(TASK DETAILS)
Below are the records. Gather each line that holds "来广营桥下公交场站".

(EXCERPTED RECORDS)
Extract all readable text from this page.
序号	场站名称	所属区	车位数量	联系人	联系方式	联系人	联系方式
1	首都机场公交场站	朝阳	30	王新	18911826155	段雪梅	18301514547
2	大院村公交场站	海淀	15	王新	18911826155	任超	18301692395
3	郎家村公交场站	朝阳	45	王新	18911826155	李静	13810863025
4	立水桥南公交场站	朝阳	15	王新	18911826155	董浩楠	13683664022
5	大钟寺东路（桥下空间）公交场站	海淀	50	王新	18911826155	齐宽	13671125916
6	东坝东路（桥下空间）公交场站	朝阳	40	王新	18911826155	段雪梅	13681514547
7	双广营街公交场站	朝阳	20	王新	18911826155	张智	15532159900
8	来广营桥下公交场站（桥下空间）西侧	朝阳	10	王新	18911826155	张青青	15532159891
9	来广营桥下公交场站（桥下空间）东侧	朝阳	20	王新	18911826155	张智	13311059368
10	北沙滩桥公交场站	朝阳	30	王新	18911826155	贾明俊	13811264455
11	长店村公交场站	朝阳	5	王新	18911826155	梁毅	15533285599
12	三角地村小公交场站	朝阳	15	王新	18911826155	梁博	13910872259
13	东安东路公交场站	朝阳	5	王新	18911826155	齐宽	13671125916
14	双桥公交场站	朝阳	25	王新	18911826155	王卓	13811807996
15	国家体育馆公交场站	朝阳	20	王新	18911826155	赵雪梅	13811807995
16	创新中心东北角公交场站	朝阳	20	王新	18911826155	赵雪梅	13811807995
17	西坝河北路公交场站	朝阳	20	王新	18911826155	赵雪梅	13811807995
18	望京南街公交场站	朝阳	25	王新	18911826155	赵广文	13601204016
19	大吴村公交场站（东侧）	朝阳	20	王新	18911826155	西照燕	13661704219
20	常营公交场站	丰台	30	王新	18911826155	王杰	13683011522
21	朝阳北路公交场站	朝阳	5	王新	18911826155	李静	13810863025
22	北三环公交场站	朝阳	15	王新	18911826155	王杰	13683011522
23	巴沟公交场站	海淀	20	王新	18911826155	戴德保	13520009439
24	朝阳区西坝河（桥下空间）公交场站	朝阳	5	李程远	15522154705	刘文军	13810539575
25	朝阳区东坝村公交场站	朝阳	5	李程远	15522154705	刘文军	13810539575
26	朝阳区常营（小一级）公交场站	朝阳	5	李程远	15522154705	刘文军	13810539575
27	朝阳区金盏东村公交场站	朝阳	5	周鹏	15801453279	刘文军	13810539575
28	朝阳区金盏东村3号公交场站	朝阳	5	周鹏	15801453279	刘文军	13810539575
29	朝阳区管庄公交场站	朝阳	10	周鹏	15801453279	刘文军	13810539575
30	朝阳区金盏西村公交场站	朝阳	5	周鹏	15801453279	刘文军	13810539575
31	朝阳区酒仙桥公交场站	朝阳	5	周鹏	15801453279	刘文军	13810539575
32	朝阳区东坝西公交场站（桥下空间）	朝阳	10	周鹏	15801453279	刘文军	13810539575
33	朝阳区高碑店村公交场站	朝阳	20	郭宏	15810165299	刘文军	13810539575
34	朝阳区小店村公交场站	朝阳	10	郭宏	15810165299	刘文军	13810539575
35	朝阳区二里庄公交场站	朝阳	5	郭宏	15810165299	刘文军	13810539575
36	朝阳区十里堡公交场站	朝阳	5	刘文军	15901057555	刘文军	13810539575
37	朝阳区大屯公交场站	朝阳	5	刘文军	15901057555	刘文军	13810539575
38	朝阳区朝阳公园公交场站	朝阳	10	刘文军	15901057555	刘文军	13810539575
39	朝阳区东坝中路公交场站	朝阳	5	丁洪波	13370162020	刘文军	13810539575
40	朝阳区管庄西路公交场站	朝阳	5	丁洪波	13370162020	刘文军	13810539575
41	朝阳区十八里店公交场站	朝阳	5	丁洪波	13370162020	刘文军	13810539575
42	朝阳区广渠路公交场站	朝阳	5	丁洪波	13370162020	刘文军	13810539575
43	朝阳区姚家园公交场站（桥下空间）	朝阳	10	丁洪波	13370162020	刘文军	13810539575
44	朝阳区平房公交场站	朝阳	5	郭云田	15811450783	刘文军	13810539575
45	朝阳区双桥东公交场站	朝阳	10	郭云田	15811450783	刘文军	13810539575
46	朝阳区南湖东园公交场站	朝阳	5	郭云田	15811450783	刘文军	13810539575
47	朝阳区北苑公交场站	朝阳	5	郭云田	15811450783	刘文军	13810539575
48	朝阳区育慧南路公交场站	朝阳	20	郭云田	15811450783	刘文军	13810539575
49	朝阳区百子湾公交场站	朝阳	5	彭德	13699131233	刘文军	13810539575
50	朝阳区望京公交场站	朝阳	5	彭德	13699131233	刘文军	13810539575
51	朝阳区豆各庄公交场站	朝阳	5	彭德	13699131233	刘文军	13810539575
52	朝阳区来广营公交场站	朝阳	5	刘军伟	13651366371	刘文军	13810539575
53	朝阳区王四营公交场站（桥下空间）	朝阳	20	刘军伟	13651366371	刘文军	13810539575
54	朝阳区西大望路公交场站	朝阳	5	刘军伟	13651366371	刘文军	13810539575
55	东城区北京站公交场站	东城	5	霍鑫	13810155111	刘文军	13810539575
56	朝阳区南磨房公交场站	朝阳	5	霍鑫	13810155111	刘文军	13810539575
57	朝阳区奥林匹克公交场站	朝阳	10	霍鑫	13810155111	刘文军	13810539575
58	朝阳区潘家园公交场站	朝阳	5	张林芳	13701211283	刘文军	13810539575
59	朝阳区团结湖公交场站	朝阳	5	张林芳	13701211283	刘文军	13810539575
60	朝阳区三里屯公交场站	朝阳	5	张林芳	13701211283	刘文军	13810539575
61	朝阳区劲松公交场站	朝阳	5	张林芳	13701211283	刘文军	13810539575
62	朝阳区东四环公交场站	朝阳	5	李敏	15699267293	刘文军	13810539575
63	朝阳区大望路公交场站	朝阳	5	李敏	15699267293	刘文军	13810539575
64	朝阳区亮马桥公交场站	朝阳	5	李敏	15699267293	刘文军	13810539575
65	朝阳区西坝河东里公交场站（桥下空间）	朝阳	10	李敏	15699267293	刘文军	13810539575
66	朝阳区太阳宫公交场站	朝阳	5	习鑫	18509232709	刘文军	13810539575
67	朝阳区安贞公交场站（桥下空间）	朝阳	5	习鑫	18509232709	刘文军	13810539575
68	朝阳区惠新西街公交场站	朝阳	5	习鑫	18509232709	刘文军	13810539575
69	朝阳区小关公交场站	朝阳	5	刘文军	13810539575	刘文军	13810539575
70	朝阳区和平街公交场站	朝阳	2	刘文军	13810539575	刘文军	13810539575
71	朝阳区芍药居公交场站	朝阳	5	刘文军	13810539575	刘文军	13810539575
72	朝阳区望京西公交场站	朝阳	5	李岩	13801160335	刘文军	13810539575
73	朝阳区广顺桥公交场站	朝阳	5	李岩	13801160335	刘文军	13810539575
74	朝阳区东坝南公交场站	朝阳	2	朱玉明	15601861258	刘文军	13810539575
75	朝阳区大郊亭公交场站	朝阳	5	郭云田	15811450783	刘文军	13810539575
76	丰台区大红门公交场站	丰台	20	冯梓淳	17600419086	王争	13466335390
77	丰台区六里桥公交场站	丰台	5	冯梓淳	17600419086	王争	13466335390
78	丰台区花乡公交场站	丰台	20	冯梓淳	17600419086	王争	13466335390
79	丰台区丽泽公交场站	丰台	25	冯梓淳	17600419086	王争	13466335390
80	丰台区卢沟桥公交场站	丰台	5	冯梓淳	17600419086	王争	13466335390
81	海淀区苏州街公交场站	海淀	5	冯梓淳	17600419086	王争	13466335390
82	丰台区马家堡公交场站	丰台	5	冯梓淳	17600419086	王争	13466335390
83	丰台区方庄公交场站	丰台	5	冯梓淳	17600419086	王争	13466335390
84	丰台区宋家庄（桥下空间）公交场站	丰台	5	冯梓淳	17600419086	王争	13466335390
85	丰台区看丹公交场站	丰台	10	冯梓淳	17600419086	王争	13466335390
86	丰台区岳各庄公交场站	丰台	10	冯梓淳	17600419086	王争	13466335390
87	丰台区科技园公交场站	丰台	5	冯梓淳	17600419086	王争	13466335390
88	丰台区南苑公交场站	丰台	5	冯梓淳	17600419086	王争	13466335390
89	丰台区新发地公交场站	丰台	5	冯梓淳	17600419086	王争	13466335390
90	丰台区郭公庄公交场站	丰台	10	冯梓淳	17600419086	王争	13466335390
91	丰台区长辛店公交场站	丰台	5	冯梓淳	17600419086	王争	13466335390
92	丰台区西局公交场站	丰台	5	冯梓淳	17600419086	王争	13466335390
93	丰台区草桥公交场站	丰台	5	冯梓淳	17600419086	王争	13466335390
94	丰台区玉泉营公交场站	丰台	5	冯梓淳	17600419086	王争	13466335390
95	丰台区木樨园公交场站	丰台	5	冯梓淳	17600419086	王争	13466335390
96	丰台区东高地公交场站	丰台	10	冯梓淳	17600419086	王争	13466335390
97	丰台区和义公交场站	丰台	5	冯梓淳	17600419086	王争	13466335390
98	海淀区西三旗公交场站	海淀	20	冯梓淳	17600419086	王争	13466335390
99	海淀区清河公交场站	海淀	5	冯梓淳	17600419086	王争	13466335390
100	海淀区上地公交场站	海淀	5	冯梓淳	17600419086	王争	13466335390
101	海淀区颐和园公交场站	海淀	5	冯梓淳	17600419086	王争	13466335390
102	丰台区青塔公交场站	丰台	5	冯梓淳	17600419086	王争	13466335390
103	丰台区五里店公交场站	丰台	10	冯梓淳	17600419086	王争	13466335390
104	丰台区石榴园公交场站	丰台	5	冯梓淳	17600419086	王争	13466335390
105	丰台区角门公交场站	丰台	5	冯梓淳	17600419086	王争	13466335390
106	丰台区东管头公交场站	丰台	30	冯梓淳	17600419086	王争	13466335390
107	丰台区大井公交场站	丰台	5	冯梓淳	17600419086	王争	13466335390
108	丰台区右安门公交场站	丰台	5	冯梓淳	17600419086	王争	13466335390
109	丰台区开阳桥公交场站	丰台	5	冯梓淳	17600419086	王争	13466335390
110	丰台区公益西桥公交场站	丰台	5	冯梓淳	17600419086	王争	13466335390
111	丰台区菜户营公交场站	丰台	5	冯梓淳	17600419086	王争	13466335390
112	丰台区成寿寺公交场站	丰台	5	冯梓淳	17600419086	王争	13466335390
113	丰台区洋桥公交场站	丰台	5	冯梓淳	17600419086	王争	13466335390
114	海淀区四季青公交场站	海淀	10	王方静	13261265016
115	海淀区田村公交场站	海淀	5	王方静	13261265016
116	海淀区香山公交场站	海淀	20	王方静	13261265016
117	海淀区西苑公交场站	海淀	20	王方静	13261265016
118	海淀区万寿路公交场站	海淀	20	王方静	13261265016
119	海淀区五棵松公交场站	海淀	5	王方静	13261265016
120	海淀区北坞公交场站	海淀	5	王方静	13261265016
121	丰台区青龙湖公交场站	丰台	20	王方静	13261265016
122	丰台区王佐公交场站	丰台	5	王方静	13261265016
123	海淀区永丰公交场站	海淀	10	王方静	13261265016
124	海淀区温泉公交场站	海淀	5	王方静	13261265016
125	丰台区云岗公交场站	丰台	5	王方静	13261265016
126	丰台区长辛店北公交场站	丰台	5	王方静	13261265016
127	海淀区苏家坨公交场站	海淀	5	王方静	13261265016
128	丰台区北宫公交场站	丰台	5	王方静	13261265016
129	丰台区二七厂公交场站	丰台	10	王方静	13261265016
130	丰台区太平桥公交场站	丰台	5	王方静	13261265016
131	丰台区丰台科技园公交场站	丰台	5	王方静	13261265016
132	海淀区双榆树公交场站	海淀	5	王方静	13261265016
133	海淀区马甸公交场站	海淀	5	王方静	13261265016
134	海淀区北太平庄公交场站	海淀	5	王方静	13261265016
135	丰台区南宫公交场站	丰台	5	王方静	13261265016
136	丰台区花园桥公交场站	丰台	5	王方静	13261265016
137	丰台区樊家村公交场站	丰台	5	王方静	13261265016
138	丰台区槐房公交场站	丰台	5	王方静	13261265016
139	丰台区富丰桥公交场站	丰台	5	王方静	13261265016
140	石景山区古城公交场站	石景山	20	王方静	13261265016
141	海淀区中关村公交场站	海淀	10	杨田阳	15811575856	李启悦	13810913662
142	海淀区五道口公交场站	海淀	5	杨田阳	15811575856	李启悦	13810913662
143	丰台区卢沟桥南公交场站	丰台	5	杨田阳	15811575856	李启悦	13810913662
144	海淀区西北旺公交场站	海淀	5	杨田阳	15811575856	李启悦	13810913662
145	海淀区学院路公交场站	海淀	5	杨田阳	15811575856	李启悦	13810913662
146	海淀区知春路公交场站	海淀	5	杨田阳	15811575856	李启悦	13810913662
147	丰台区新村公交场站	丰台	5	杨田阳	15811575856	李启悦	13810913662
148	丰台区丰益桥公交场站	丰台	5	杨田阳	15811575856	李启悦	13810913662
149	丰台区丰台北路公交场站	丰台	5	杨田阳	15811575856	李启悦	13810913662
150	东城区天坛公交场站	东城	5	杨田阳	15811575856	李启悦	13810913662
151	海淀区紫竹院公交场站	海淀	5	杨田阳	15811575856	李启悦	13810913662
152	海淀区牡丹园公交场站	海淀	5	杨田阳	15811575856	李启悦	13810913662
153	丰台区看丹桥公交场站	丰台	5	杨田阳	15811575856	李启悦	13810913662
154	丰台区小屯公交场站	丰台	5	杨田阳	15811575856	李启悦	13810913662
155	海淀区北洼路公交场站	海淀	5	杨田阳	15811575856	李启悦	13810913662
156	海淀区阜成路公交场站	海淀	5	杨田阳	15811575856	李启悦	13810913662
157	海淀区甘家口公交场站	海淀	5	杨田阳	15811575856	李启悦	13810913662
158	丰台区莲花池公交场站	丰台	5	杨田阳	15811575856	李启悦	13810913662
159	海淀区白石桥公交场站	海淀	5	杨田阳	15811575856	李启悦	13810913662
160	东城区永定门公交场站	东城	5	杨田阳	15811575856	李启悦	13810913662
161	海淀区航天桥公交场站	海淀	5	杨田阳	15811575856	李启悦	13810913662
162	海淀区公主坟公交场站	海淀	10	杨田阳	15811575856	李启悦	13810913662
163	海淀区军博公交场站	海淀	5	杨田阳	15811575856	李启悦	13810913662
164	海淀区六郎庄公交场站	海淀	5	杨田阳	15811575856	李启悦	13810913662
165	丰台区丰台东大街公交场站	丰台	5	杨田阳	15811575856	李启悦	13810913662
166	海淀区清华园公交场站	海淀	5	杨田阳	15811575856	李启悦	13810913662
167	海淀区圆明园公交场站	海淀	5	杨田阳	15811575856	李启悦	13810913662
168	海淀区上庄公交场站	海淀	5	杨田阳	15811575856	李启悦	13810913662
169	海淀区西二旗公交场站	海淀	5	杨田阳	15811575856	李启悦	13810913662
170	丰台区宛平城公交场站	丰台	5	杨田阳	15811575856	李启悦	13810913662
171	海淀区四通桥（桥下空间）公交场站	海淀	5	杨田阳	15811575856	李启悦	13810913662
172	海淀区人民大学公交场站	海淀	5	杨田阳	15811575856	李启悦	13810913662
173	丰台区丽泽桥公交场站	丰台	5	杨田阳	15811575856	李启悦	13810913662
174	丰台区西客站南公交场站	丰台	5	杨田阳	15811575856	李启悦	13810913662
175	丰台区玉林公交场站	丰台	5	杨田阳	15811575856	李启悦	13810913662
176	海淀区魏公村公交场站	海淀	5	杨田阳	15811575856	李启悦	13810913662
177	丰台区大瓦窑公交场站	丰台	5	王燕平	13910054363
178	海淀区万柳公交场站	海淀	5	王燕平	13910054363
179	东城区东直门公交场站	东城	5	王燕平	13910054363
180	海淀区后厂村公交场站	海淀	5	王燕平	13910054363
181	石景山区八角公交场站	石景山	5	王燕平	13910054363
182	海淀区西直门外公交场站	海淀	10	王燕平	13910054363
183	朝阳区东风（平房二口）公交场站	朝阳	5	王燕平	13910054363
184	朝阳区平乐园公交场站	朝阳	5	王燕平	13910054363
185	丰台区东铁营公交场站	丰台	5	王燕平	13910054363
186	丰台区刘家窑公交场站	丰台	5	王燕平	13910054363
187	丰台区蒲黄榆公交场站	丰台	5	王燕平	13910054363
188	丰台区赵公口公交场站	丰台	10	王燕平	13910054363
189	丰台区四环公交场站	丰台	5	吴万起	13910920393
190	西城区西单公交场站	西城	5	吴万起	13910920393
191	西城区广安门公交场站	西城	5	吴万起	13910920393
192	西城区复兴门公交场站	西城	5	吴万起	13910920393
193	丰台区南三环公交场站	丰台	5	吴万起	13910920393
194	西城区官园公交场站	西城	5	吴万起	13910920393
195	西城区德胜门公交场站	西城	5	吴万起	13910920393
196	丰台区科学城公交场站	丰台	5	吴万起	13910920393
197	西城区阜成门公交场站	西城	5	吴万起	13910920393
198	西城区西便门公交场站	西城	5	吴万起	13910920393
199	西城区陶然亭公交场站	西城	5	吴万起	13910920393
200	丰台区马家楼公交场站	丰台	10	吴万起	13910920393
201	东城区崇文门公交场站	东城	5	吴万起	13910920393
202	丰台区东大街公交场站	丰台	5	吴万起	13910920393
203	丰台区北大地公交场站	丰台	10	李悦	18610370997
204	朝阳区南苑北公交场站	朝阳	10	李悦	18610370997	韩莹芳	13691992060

(RESPONSE FOR THIS EXERCISE)
8	来广营桥下公交场站（桥下空间）西侧	朝阳	10	王新	18911826155	张青青	15532159891
9	来广营桥下公交场站（桥下空间）东侧	朝阳	20	王新	18911826155	张智	13311059368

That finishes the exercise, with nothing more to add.